From the entries below, extract every line that includes the word "page".

::: RECORDS PROVIDED

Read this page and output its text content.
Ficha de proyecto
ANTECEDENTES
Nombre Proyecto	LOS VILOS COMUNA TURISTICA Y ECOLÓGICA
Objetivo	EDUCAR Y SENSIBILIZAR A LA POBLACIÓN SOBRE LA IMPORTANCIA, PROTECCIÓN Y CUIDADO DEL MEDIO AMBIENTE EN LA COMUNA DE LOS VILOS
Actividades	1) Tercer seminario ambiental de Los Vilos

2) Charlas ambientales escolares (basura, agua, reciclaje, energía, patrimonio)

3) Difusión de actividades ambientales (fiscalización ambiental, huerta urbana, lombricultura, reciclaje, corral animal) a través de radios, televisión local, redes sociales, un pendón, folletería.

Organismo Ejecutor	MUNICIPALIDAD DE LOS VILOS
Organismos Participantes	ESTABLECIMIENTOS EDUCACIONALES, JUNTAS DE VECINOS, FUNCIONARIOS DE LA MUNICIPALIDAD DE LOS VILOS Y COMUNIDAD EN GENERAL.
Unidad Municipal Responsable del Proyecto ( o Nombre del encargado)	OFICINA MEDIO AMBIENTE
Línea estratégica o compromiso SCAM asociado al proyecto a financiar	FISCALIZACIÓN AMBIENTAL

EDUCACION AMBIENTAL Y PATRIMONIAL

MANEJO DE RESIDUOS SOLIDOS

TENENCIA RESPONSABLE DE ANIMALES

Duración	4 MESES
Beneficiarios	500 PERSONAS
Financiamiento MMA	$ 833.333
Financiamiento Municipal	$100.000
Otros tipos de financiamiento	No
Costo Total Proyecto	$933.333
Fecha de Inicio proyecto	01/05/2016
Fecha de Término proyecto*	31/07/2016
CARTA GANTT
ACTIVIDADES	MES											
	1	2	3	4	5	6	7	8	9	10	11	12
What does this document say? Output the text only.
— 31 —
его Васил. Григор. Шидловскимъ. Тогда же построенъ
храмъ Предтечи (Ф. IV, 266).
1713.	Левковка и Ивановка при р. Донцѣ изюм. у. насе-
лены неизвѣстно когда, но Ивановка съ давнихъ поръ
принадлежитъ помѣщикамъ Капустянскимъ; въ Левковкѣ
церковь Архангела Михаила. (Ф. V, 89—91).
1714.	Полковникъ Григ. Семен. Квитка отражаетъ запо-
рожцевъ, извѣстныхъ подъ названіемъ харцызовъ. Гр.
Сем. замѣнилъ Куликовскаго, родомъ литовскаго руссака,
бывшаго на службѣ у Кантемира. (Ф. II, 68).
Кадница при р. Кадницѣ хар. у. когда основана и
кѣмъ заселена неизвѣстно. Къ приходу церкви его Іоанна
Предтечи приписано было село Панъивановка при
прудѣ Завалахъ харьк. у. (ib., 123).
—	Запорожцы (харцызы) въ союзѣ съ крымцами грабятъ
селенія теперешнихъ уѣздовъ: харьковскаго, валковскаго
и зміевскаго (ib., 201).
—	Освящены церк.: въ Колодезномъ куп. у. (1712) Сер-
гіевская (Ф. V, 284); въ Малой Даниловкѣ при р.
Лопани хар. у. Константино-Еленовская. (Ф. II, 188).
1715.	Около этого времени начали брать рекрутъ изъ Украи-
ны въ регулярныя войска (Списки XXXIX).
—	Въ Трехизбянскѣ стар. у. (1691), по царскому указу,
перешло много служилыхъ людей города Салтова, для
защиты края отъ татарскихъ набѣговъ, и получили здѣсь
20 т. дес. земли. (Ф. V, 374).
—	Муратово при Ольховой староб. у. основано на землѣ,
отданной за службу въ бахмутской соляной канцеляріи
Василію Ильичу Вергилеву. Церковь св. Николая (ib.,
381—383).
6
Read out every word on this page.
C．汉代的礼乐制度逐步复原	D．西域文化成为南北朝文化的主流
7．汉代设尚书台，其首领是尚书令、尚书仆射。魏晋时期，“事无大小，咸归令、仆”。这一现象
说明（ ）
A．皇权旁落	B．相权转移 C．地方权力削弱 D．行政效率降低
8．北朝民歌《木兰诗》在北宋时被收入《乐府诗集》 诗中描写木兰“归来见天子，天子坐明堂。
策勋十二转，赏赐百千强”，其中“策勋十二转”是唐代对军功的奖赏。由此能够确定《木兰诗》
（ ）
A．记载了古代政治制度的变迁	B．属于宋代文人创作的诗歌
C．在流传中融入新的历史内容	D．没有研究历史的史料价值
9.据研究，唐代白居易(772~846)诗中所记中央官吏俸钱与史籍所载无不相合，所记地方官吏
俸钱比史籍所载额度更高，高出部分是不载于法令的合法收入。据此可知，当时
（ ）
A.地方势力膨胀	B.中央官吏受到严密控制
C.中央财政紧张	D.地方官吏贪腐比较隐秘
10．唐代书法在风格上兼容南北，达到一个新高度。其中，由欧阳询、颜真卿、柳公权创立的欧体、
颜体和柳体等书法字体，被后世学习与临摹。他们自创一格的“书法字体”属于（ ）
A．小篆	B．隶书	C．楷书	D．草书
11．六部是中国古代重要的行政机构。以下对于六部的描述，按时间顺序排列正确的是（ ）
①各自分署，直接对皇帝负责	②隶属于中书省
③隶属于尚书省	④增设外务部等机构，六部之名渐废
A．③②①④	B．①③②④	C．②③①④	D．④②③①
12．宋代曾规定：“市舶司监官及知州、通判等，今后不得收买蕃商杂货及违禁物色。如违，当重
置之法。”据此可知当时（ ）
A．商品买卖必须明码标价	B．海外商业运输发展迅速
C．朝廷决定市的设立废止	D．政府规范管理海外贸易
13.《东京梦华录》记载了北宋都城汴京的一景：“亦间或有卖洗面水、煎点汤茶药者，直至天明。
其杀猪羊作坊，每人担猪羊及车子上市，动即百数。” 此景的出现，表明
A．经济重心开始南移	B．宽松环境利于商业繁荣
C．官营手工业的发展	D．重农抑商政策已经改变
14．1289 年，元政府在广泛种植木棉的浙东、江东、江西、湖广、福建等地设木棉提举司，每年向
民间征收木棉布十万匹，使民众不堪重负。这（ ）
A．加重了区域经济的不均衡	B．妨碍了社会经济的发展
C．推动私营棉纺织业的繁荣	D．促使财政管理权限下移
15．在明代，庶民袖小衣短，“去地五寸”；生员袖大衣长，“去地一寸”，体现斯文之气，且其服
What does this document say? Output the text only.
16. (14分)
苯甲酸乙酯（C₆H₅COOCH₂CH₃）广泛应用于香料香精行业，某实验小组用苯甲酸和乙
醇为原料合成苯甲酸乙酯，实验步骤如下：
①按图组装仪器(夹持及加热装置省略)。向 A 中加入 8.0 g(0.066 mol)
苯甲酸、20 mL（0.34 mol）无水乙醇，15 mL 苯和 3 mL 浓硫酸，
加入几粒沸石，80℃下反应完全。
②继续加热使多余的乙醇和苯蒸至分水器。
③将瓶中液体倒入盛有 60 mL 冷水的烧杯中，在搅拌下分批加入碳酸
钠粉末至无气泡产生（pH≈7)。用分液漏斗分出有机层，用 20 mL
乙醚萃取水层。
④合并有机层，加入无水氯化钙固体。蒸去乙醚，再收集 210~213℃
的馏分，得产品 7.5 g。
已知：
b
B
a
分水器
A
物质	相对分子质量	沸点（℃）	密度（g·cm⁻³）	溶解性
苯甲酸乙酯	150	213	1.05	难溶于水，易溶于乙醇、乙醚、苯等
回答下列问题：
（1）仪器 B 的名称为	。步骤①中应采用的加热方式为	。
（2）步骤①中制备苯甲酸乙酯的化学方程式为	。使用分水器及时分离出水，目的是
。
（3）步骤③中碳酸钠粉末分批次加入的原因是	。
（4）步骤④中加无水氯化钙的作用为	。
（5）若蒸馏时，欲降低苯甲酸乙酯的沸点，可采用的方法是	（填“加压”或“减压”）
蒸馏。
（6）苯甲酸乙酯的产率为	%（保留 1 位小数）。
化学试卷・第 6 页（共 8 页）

::::::

FULL SOLUTION
Read this page and output its text content.
Read out every word on this page.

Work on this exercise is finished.